Output the items again verbatim, beginning with the line that contains "txn-date: 01-07-2023 <box>30 227 77 237</box>" and continuing through the line that contains "search-button[interactable]: SEARCH <box>268".

(Input records)

## begin

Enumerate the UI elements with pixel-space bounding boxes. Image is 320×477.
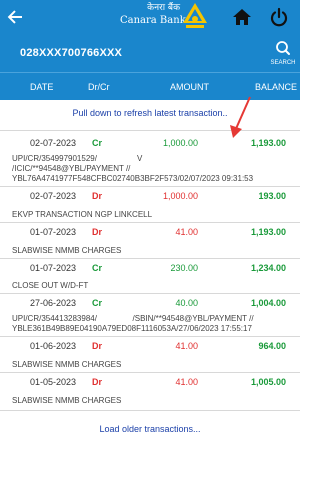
txn-date: 01-07-2023 <box>30 227 77 237</box>
txn-date: 02-07-2023 <box>30 191 77 201</box>
column-amount: AMOUNT <box>170 82 209 92</box>
top-app-bar: केनरा बैंक Canara Bank <box>0 0 300 34</box>
divider <box>0 293 300 294</box>
txn-balance: 964.00 <box>258 341 286 351</box>
column-date: DATE <box>30 82 54 92</box>
account-bar: 028XXX700766XXX SEARCH <box>0 34 300 72</box>
txn-description: EKVP TRANSACTION NGP LINKCELL <box>12 210 153 219</box>
canara-bank-logo <box>182 2 208 30</box>
txn-balance: 1,005.00 <box>250 377 286 387</box>
txn-description: SLABWISE NMMB CHARGES <box>12 396 122 405</box>
arrow-back-icon <box>7 10 22 24</box>
txn-date: 01-06-2023 <box>30 341 77 351</box>
txn-amount: 1,000.00 <box>162 138 198 148</box>
txn-amount: 40.00 <box>175 298 198 308</box>
transaction-row[interactable]: 01-07-2023 Cr 230.00 1,234.00 <box>0 260 300 276</box>
txn-description: SLABWISE NMMB CHARGES <box>12 246 122 255</box>
divider <box>0 222 300 223</box>
txn-type: Dr <box>92 191 103 201</box>
home-icon <box>233 9 251 25</box>
back-button[interactable] <box>4 6 26 28</box>
txn-amount: 1,000.00 <box>162 191 198 201</box>
txn-balance: 1,004.00 <box>250 298 286 308</box>
load-older-transactions-link[interactable]: Load older transactions... <box>0 424 300 434</box>
home-button[interactable] <box>231 6 253 28</box>
divider <box>0 258 300 259</box>
txn-amount: 230.00 <box>170 263 198 273</box>
logout-button[interactable] <box>268 6 290 28</box>
txn-date: 01-07-2023 <box>30 263 77 273</box>
txn-type: Dr <box>92 377 103 387</box>
transaction-row[interactable]: 01-07-2023 Dr 41.00 1,193.00 <box>0 224 300 240</box>
transaction-row[interactable]: 01-06-2023 Dr 41.00 964.00 <box>0 338 300 354</box>
search-button[interactable]: SEARCH <box>268 38 298 70</box>
transaction-row[interactable]: 02-07-2023 Dr 1,000.00 193.00 <box>0 188 300 204</box>
txn-description: CLOSE OUT W/D-FT <box>12 281 89 290</box>
txn-type: Cr <box>92 263 103 273</box>
txn-amount: 41.00 <box>175 341 198 351</box>
txn-balance: 1,234.00 <box>250 263 286 273</box>
transaction-row[interactable]: 01-05-2023 Dr 41.00 1,005.00 <box>0 374 300 390</box>
divider <box>0 372 300 373</box>
txn-balance: 193.00 <box>258 191 286 201</box>
txn-date: 02-07-2023 <box>30 138 77 148</box>
account-number: 028XXX700766XXX <box>20 47 123 59</box>
txn-description: UPI/CR/354997901529/ V /ICIC/**94548@YBL… <box>12 154 254 183</box>
search-icon <box>276 41 290 55</box>
txn-balance: 1,193.00 <box>250 138 286 148</box>
power-icon <box>270 7 288 27</box>
search-label: SEARCH <box>270 60 296 66</box>
txn-type: Cr <box>92 138 103 148</box>
divider <box>0 336 300 337</box>
txn-description: UPI/CR/354413283984/ /SBIN/**94548@YBL/P… <box>12 314 254 333</box>
annotation-arrow-icon <box>230 96 251 138</box>
txn-type: Dr <box>92 227 103 237</box>
txn-type: Dr <box>92 341 103 351</box>
transaction-row[interactable]: 27-06-2023 Cr 40.00 1,004.00 <box>0 295 300 311</box>
column-balance: BALANCE <box>255 82 298 92</box>
txn-date: 27-06-2023 <box>30 298 77 308</box>
brand-english: Canara Bank <box>120 15 186 26</box>
txn-description: SLABWISE NMMB CHARGES <box>12 360 122 369</box>
txn-amount: 41.00 <box>175 227 198 237</box>
txn-type: Cr <box>92 298 103 308</box>
txn-date: 01-05-2023 <box>30 377 77 387</box>
brand-hindi: केनरा बैंक <box>147 3 180 13</box>
column-drcr: Dr/Cr <box>88 82 110 92</box>
txn-amount: 41.00 <box>175 377 198 387</box>
brand-name: केनरा बैंक Canara Bank <box>120 3 186 27</box>
divider <box>0 410 300 411</box>
divider <box>0 186 300 187</box>
txn-balance: 1,193.00 <box>250 227 286 237</box>
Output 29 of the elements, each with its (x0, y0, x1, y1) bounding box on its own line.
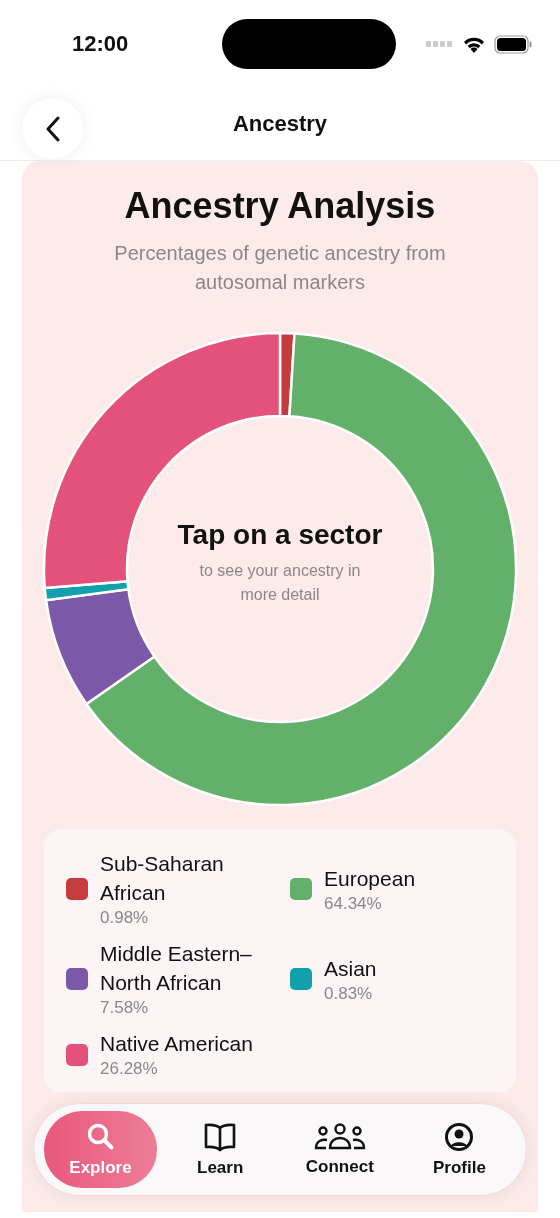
legend-label: Sub-Saharan African (100, 851, 225, 906)
donut-slice[interactable] (44, 587, 156, 706)
wifi-icon (462, 35, 486, 53)
person-circle-icon (444, 1121, 475, 1152)
center-title: Tap on a sector (176, 519, 384, 551)
tab[interactable]: Connect (283, 1111, 397, 1188)
legend-label: Asian (324, 955, 378, 982)
legend-label: European (324, 865, 417, 892)
legend-percent: 64.34% (324, 892, 383, 915)
signal-icon (426, 41, 454, 47)
center-subtitle: to see your ancestry in more detail (198, 561, 362, 605)
donut-slice[interactable] (85, 332, 518, 806)
search-icon (85, 1121, 116, 1152)
legend-label: Native American (100, 1031, 254, 1057)
book-icon (203, 1121, 238, 1152)
status-time: 12:00 (72, 31, 130, 57)
battery-icon (494, 34, 532, 54)
legend-label: Middle Eastern–North African (100, 941, 253, 996)
legend-percent: 0.98% (100, 907, 150, 929)
tab[interactable]: Profile (402, 1111, 516, 1188)
legend-percent: 7.58% (100, 997, 150, 1019)
page-title: Ancestry (232, 111, 328, 137)
tab[interactable]: Learn (163, 1111, 277, 1188)
people-icon (312, 1122, 367, 1151)
legend-percent: 26.28% (100, 1058, 159, 1080)
chevron-left-icon (44, 115, 61, 142)
card-subtitle: Percentages of genetic ancestry from autosomal markers (113, 241, 447, 295)
legend-percent: 0.83% (324, 982, 374, 1005)
card-title: Ancestry Analysis (124, 185, 436, 227)
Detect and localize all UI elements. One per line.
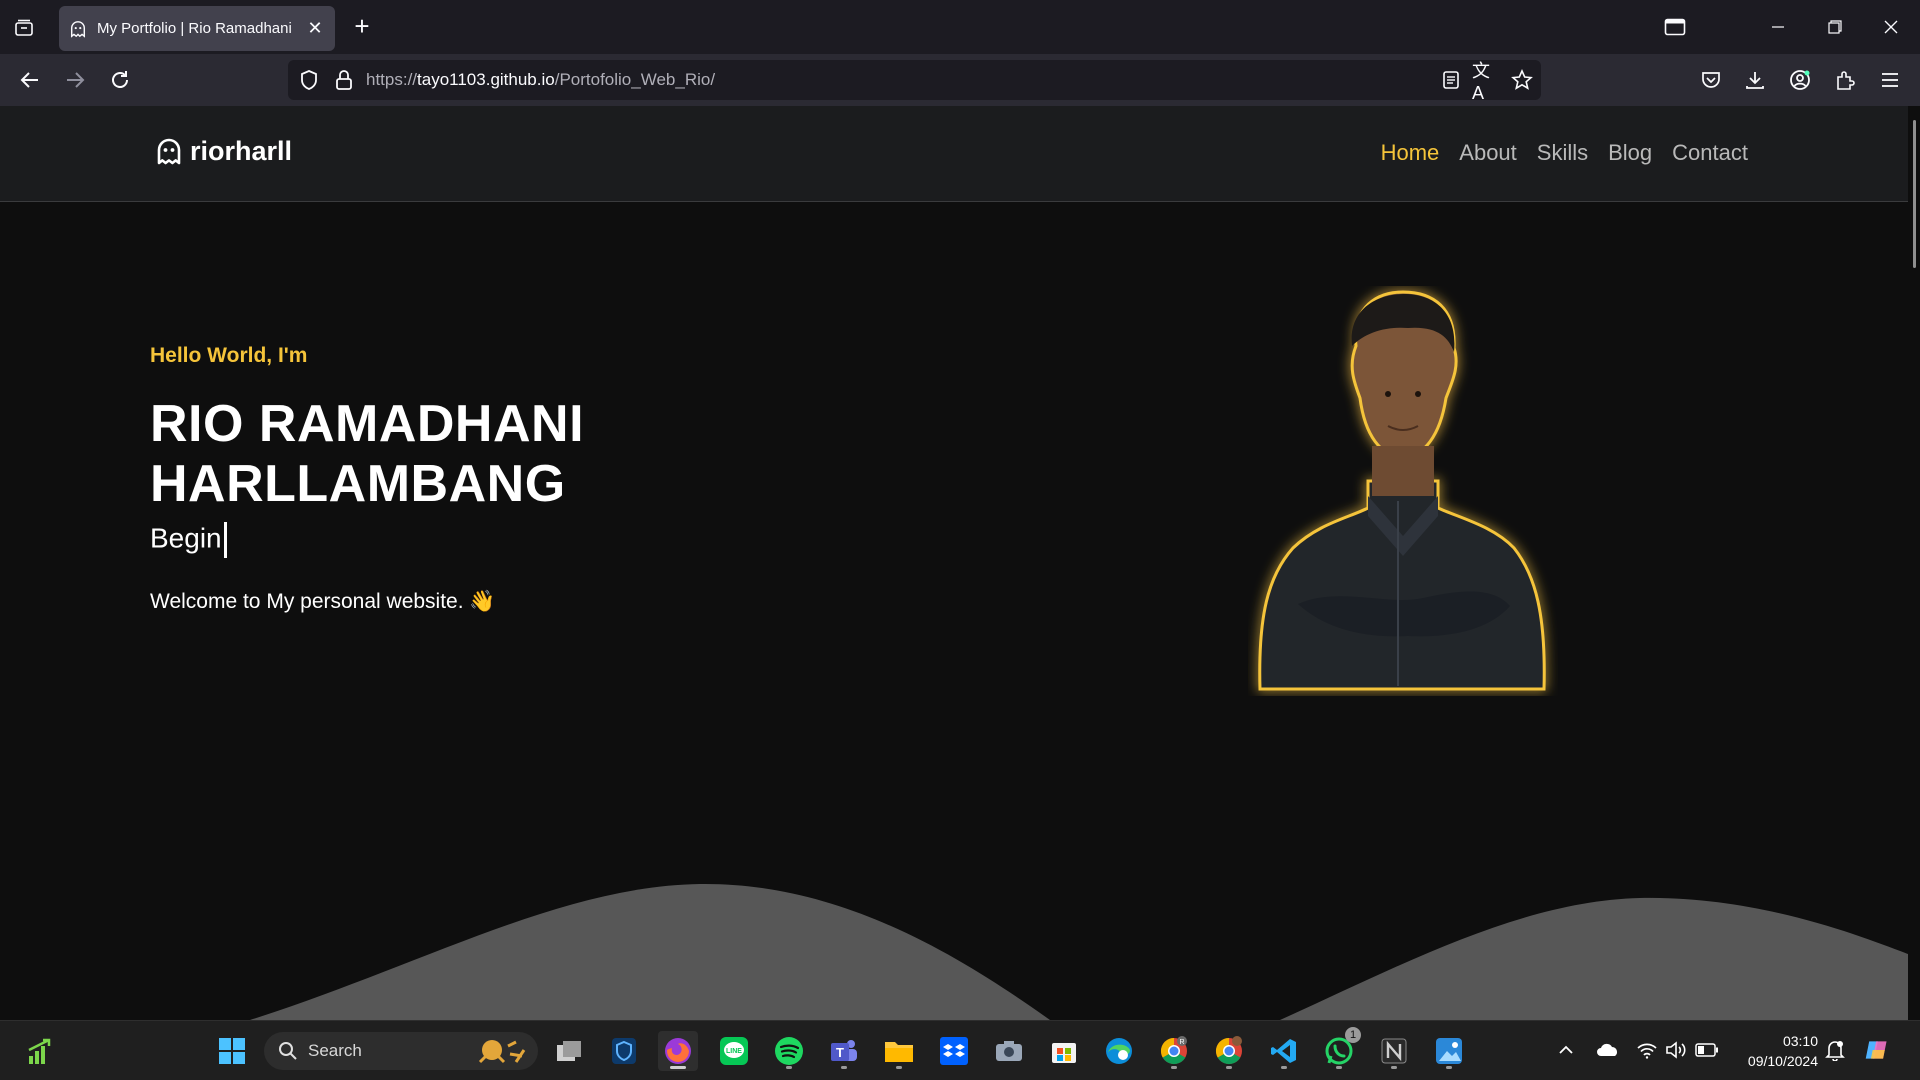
typing-cursor: [223, 522, 227, 558]
firefox-icon[interactable]: [658, 1031, 698, 1071]
search-highlight-icon: [478, 1040, 526, 1064]
copilot-icon[interactable]: [1864, 1037, 1890, 1063]
reload-icon[interactable]: [106, 66, 134, 94]
notion-icon[interactable]: [1374, 1031, 1414, 1071]
hero-name-line1: RIO RAMADHANI: [150, 395, 585, 453]
chrome-profile-r-icon[interactable]: R: [1154, 1031, 1194, 1071]
site-logo[interactable]: riorharll: [156, 136, 292, 167]
typed-text: Begin: [150, 522, 227, 558]
photos-icon[interactable]: [1429, 1031, 1469, 1071]
search-icon: [279, 1042, 297, 1060]
logo-text: riorharll: [190, 136, 293, 166]
nav-blog[interactable]: Blog: [1608, 140, 1652, 166]
translate-icon[interactable]: 文A: [1472, 61, 1500, 103]
tray-chevron-up-icon[interactable]: [1553, 1037, 1579, 1063]
bookmark-star-icon[interactable]: [1508, 66, 1536, 94]
edge-icon[interactable]: [1099, 1031, 1139, 1071]
browser-tabbar: My Portfolio | Rio Ramadhani H ✕ +: [0, 0, 1920, 54]
nav-about[interactable]: About: [1459, 140, 1517, 166]
typed-word: Begin: [150, 522, 222, 554]
vscode-icon[interactable]: [1264, 1031, 1304, 1071]
url-prefix: https://: [366, 70, 418, 89]
spotify-icon[interactable]: [769, 1031, 809, 1071]
decorative-waves: [250, 883, 1908, 1020]
new-tab-button[interactable]: +: [348, 12, 376, 40]
running-indicator: [1226, 1066, 1232, 1069]
page-scrollbar[interactable]: [1908, 106, 1920, 1020]
clock-date: 09/10/2024: [1747, 1053, 1818, 1069]
close-tab-icon[interactable]: ✕: [305, 18, 325, 39]
site-header: riorharll Home About Skills Blog Contact: [0, 106, 1908, 202]
task-view-icon[interactable]: [549, 1031, 589, 1071]
url-host: tayo1103.github.io: [417, 70, 555, 89]
minimize-icon[interactable]: [1763, 14, 1793, 40]
web-page: riorharll Home About Skills Blog Contact…: [0, 106, 1908, 1020]
tab-list-icon[interactable]: [10, 14, 38, 42]
whatsapp-icon[interactable]: 1: [1319, 1027, 1361, 1071]
pocket-icon[interactable]: [1697, 66, 1725, 94]
ghost-logo-icon: [157, 138, 181, 164]
dropbox-icon[interactable]: [934, 1031, 974, 1071]
taskbar-clock[interactable]: 03:10 09/10/2024: [1728, 1031, 1818, 1071]
running-indicator: [896, 1066, 902, 1069]
restore-icon[interactable]: [1820, 14, 1850, 40]
tab-title: My Portfolio | Rio Ramadhani H: [97, 20, 297, 37]
tracking-shield-icon[interactable]: [295, 66, 323, 94]
tab-overview-icon[interactable]: [1660, 14, 1690, 40]
back-icon[interactable]: [16, 66, 44, 94]
running-indicator: [1281, 1066, 1287, 1069]
extensions-icon[interactable]: [1831, 66, 1859, 94]
file-explorer-icon[interactable]: [879, 1031, 919, 1071]
stock-widget-icon[interactable]: [20, 1031, 60, 1071]
profile-photo: [1258, 290, 1546, 691]
lock-icon[interactable]: [330, 66, 358, 94]
taskbar: Search LINE T R 1 03:10 09/10/2024: [0, 1020, 1920, 1080]
menu-hamburger-icon[interactable]: [1876, 66, 1904, 94]
close-window-icon[interactable]: [1876, 14, 1906, 40]
url-path: /Portofolio_Web_Rio/: [554, 70, 716, 89]
site-nav: Home About Skills Blog Contact: [1381, 140, 1748, 166]
downloads-icon[interactable]: [1741, 66, 1769, 94]
running-indicator: [1391, 1066, 1397, 1069]
notification-bell-icon[interactable]: [1822, 1037, 1848, 1063]
nav-skills[interactable]: Skills: [1537, 140, 1588, 166]
teams-icon[interactable]: T: [824, 1031, 864, 1071]
svg-text:T: T: [836, 1045, 844, 1060]
ghost-favicon-icon: [70, 20, 86, 38]
start-windows-icon[interactable]: [212, 1031, 252, 1071]
volume-icon[interactable]: [1663, 1037, 1689, 1063]
svg-text:LINE: LINE: [726, 1048, 742, 1055]
reader-view-icon[interactable]: [1437, 66, 1465, 94]
running-indicator: [1336, 1066, 1342, 1069]
nav-home[interactable]: Home: [1381, 140, 1440, 166]
camera-icon[interactable]: [989, 1031, 1029, 1071]
scrollbar-thumb[interactable]: [1913, 120, 1916, 268]
url-text[interactable]: https://tayo1103.github.io/Portofolio_We…: [366, 70, 715, 90]
running-indicator: [1446, 1066, 1452, 1069]
line-app-icon[interactable]: LINE: [714, 1031, 754, 1071]
hero-name: RIO RAMADHANI HARLLAMBANG: [150, 394, 584, 514]
onedrive-cloud-icon[interactable]: [1595, 1037, 1621, 1063]
running-indicator: [841, 1066, 847, 1069]
welcome-text: Welcome to My personal website. 👋: [150, 590, 496, 613]
active-indicator: [670, 1066, 686, 1069]
clock-time: 03:10: [1782, 1033, 1818, 1049]
wifi-icon[interactable]: [1634, 1037, 1660, 1063]
hero-greeting: Hello World, I'm: [150, 344, 308, 367]
running-indicator: [786, 1066, 792, 1069]
nav-contact[interactable]: Contact: [1672, 140, 1748, 166]
taskbar-search[interactable]: Search: [264, 1032, 538, 1070]
battery-icon[interactable]: [1694, 1037, 1720, 1063]
browser-tab[interactable]: My Portfolio | Rio Ramadhani H ✕: [59, 6, 335, 51]
whatsapp-badge: 1: [1345, 1027, 1361, 1043]
chrome-profile-icon[interactable]: [1209, 1031, 1249, 1071]
forward-icon[interactable]: [61, 66, 89, 94]
account-icon[interactable]: [1786, 66, 1814, 94]
svg-text:R: R: [1179, 1039, 1184, 1046]
running-indicator: [1171, 1066, 1177, 1069]
hero-name-line2: HARLLAMBANG: [150, 455, 566, 513]
search-placeholder: Search: [308, 1041, 362, 1060]
microsoft-store-icon[interactable]: [1044, 1031, 1084, 1071]
shield-app-icon[interactable]: [604, 1031, 644, 1071]
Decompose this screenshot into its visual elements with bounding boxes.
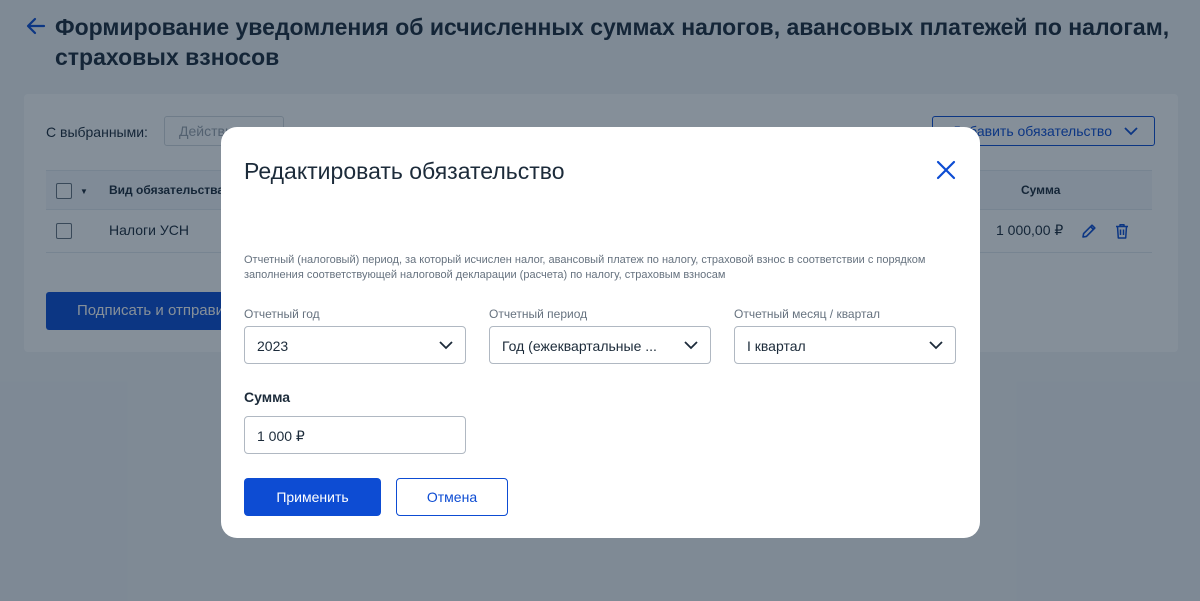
edit-obligation-modal: Редактировать обязательство Отчетный (на… [221,127,980,538]
sum-label: Сумма [244,389,291,405]
year-label: Отчетный год [244,307,320,321]
month-label: Отчетный месяц / квартал [734,307,881,321]
sum-input[interactable]: 1 000 ₽ [244,416,466,454]
chevron-down-icon [684,341,698,350]
year-select[interactable]: 2023 [244,326,466,364]
period-select[interactable]: Год (ежеквартальные ... [489,326,711,364]
month-value: I квартал [747,338,806,354]
modal-title: Редактировать обязательство [244,158,565,184]
chevron-down-icon [439,341,453,350]
period-description: Отчетный (налоговый) период, за который … [244,254,926,281]
close-icon[interactable] [936,160,956,180]
apply-button[interactable]: Применить [244,478,381,516]
chevron-down-icon [929,341,943,350]
period-value: Год (ежеквартальные ... [502,338,657,354]
year-value: 2023 [257,338,289,354]
cancel-button[interactable]: Отмена [396,478,508,516]
month-select[interactable]: I квартал [734,326,956,364]
period-label: Отчетный период [489,307,588,321]
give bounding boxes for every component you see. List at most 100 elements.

## end

(Written solution)
txn-date: 01-07-2023 <box>30 227 77 237</box>
txn-date: 02-07-2023 <box>30 191 77 201</box>
column-amount: AMOUNT <box>170 82 209 92</box>
top-app-bar: केनरा बैंक Canara Bank <box>0 0 300 34</box>
divider <box>0 293 300 294</box>
txn-balance: 964.00 <box>258 341 286 351</box>
column-date: DATE <box>30 82 54 92</box>
account-bar: 028XXX700766XXX SEARCH <box>0 34 300 72</box>
txn-description: EKVP TRANSACTION NGP LINKCELL <box>12 210 153 219</box>
canara-bank-logo <box>182 2 208 30</box>
txn-balance: 1,005.00 <box>250 377 286 387</box>
txn-description: SLABWISE NMMB CHARGES <box>12 396 122 405</box>
arrow-back-icon <box>7 10 22 24</box>
txn-date: 01-06-2023 <box>30 341 77 351</box>
txn-amount: 1,000.00 <box>162 138 198 148</box>
txn-amount: 40.00 <box>175 298 198 308</box>
transaction-row[interactable]: 01-07-2023 Cr 230.00 1,234.00 <box>0 260 300 276</box>
txn-description: SLABWISE NMMB CHARGES <box>12 246 122 255</box>
divider <box>0 222 300 223</box>
txn-type: Dr <box>92 191 103 201</box>
home-icon <box>233 9 251 25</box>
back-button[interactable] <box>4 6 26 28</box>
txn-amount: 1,000.00 <box>162 191 198 201</box>
txn-balance: 1,004.00 <box>250 298 286 308</box>
load-older-transactions-link[interactable]: Load older transactions... <box>0 424 300 434</box>
home-button[interactable] <box>231 6 253 28</box>
divider <box>0 258 300 259</box>
txn-amount: 230.00 <box>170 263 198 273</box>
logout-button[interactable] <box>268 6 290 28</box>
txn-date: 01-07-2023 <box>30 263 77 273</box>
txn-type: Dr <box>92 377 103 387</box>
transaction-row[interactable]: 01-07-2023 Dr 41.00 1,193.00 <box>0 224 300 240</box>
transaction-row[interactable]: 01-06-2023 Dr 41.00 964.00 <box>0 338 300 354</box>
search-button[interactable]: SEARCH <box>268 38 298 70</box>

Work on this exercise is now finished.